> **Instructions to follow**:
Rewrite the records below, substituting "Time (h)" for every occurrence of "Time(h)" and leaving everything else unchanged.

--- begin Material provided ---

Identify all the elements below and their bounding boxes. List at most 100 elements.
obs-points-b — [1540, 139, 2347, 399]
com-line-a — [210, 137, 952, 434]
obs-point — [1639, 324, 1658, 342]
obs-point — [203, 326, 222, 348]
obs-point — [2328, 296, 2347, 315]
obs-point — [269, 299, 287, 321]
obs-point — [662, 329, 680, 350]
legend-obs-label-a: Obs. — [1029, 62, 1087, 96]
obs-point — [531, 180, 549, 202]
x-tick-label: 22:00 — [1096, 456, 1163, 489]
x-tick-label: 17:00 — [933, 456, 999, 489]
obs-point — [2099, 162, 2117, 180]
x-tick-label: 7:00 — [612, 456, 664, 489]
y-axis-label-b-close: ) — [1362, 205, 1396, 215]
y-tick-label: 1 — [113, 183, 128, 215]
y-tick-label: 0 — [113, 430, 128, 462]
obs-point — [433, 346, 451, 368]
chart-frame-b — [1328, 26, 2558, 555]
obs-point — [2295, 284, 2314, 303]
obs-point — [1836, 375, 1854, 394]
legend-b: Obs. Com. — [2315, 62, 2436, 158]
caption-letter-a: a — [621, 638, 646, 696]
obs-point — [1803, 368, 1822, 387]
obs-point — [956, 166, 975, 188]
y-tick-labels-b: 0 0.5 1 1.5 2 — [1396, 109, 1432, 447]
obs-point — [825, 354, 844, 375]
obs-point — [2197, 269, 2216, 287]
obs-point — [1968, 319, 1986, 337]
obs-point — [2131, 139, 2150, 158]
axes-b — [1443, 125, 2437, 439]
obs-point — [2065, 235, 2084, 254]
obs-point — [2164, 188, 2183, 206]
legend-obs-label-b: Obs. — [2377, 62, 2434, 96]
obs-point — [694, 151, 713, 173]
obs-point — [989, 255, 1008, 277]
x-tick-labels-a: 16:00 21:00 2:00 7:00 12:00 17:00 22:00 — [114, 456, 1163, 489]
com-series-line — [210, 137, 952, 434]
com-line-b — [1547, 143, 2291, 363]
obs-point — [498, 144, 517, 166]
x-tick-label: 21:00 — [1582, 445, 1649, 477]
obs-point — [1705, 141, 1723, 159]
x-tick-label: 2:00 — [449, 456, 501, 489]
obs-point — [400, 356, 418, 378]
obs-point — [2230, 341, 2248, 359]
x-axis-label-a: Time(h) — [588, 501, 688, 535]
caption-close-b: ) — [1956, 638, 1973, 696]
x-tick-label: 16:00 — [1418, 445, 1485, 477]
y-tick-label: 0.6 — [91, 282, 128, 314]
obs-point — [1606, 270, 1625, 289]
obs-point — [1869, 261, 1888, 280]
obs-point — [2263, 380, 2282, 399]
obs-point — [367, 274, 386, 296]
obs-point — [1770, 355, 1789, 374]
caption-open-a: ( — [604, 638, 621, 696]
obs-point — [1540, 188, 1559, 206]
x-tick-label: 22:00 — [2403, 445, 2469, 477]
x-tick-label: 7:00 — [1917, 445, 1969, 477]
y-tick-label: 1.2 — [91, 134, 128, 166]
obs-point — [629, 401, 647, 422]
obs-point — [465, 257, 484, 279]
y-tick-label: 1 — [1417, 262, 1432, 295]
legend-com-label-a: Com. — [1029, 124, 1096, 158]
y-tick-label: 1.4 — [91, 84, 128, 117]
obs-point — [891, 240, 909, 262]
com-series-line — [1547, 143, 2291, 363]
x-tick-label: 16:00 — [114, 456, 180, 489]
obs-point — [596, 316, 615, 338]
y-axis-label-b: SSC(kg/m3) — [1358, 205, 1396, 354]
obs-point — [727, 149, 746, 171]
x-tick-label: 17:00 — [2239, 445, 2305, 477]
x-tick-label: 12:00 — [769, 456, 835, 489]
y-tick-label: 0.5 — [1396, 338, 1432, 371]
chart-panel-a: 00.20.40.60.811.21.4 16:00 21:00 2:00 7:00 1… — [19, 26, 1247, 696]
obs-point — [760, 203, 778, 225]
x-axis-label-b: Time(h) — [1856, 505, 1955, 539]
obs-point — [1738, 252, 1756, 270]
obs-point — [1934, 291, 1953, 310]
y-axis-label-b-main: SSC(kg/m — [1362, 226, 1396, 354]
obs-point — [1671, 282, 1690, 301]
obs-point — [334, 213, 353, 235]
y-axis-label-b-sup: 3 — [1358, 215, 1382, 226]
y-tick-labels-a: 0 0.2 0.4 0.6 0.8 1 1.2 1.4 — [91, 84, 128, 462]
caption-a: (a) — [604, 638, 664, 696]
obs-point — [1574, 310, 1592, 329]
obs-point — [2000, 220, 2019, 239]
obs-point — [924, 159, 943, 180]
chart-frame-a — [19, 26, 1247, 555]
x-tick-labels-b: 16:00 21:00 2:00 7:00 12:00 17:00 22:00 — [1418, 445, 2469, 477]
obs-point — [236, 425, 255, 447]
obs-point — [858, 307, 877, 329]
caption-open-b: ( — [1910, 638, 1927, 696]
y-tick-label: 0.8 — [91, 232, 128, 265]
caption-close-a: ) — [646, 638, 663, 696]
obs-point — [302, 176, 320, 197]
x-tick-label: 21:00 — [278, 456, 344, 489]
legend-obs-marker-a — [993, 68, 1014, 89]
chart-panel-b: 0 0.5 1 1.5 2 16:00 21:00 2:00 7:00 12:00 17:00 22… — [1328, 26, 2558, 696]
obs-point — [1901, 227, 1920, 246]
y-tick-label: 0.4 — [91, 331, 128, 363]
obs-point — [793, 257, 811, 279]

--- end Material provided ---

> **The output**:
Identify all the elements below and their bounding boxes. List at most 100 elements.
obs-points-b — [1540, 139, 2347, 399]
com-line-a — [210, 137, 952, 434]
obs-point — [1639, 324, 1658, 342]
obs-point — [203, 326, 222, 348]
obs-point — [2328, 296, 2347, 315]
obs-point — [269, 299, 287, 321]
obs-point — [662, 329, 680, 350]
legend-obs-label-a: Obs. — [1029, 62, 1087, 96]
obs-point — [531, 180, 549, 202]
x-tick-label: 22:00 — [1096, 456, 1163, 489]
x-tick-label: 17:00 — [933, 456, 999, 489]
obs-point — [2099, 162, 2117, 180]
x-tick-label: 7:00 — [612, 456, 664, 489]
y-axis-label-b-close: ) — [1362, 205, 1396, 215]
y-tick-label: 1 — [113, 183, 128, 215]
y-tick-label: 0 — [113, 430, 128, 462]
obs-point — [433, 346, 451, 368]
chart-frame-b — [1328, 26, 2558, 555]
obs-point — [2295, 284, 2314, 303]
obs-point — [1836, 375, 1854, 394]
legend-b: Obs. Com. — [2315, 62, 2436, 158]
caption-letter-a: a — [621, 638, 646, 696]
obs-point — [1803, 368, 1822, 387]
obs-point — [956, 166, 975, 188]
y-tick-labels-b: 0 0.5 1 1.5 2 — [1396, 109, 1432, 447]
obs-point — [825, 354, 844, 375]
obs-point — [2197, 269, 2216, 287]
obs-point — [1968, 319, 1986, 337]
obs-point — [2131, 139, 2150, 158]
axes-b — [1443, 125, 2437, 439]
obs-point — [2065, 235, 2084, 254]
obs-point — [2164, 188, 2183, 206]
legend-obs-label-b: Obs. — [2377, 62, 2434, 96]
obs-point — [694, 151, 713, 173]
obs-point — [989, 255, 1008, 277]
x-tick-labels-a: 16:00 21:00 2:00 7:00 12:00 17:00 22:00 — [114, 456, 1163, 489]
com-series-line — [210, 137, 952, 434]
com-line-b — [1547, 143, 2291, 363]
obs-point — [498, 144, 517, 166]
x-tick-label: 21:00 — [1582, 445, 1649, 477]
obs-point — [1705, 141, 1723, 159]
x-tick-label: 2:00 — [449, 456, 501, 489]
obs-point — [400, 356, 418, 378]
obs-point — [2230, 341, 2248, 359]
x-axis-label-a: Time (h) — [588, 501, 688, 535]
caption-close-b: ) — [1956, 638, 1973, 696]
x-tick-label: 16:00 — [1418, 445, 1485, 477]
y-tick-label: 0.6 — [91, 282, 128, 314]
obs-point — [1606, 270, 1625, 289]
obs-point — [1869, 261, 1888, 280]
obs-point — [2263, 380, 2282, 399]
obs-point — [367, 274, 386, 296]
obs-point — [1770, 355, 1789, 374]
caption-open-a: ( — [604, 638, 621, 696]
obs-point — [1540, 188, 1559, 206]
x-tick-label: 22:00 — [2403, 445, 2469, 477]
x-tick-label: 7:00 — [1917, 445, 1969, 477]
y-tick-label: 1.2 — [91, 134, 128, 166]
obs-point — [629, 401, 647, 422]
obs-point — [465, 257, 484, 279]
y-tick-label: 1 — [1417, 262, 1432, 295]
legend-com-label-a: Com. — [1029, 124, 1096, 158]
y-tick-label: 1.4 — [91, 84, 128, 117]
obs-point — [891, 240, 909, 262]
com-series-line — [1547, 143, 2291, 363]
x-tick-label: 16:00 — [114, 456, 180, 489]
obs-point — [596, 316, 615, 338]
y-axis-label-b: SSC(kg/m3) — [1358, 205, 1396, 354]
obs-point — [727, 149, 746, 171]
x-tick-label: 17:00 — [2239, 445, 2305, 477]
x-tick-label: 12:00 — [769, 456, 835, 489]
y-tick-label: 0.5 — [1396, 338, 1432, 371]
chart-panel-a: 00.20.40.60.811.21.4 16:00 21:00 2:00 7:00 1… — [19, 26, 1247, 696]
obs-point — [760, 203, 778, 225]
x-axis-label-b: Time (h) — [1856, 505, 1955, 539]
obs-point — [1738, 252, 1756, 270]
obs-point — [1934, 291, 1953, 310]
y-axis-label-b-main: SSC(kg/m — [1362, 226, 1396, 354]
obs-point — [1671, 282, 1690, 301]
obs-point — [334, 213, 353, 235]
y-axis-label-b-sup: 3 — [1358, 215, 1382, 226]
y-tick-labels-a: 0 0.2 0.4 0.6 0.8 1 1.2 1.4 — [91, 84, 128, 462]
caption-a: (a) — [604, 638, 664, 696]
obs-point — [1574, 310, 1592, 329]
obs-point — [2000, 220, 2019, 239]
obs-point — [924, 159, 943, 180]
chart-frame-a — [19, 26, 1247, 555]
x-tick-labels-b: 16:00 21:00 2:00 7:00 12:00 17:00 22:00 — [1418, 445, 2469, 477]
obs-point — [236, 425, 255, 447]
obs-point — [858, 307, 877, 329]
caption-open-b: ( — [1910, 638, 1927, 696]
y-tick-label: 0.8 — [91, 232, 128, 265]
caption-close-a: ) — [646, 638, 663, 696]
obs-point — [302, 176, 320, 197]
x-tick-label: 21:00 — [278, 456, 344, 489]
legend-obs-marker-a — [993, 68, 1014, 89]
chart-panel-b: 0 0.5 1 1.5 2 16:00 21:00 2:00 7:00 12:00 17:00 22… — [1328, 26, 2558, 696]
obs-point — [1901, 227, 1920, 246]
y-tick-label: 0.4 — [91, 331, 128, 363]
obs-point — [793, 257, 811, 279]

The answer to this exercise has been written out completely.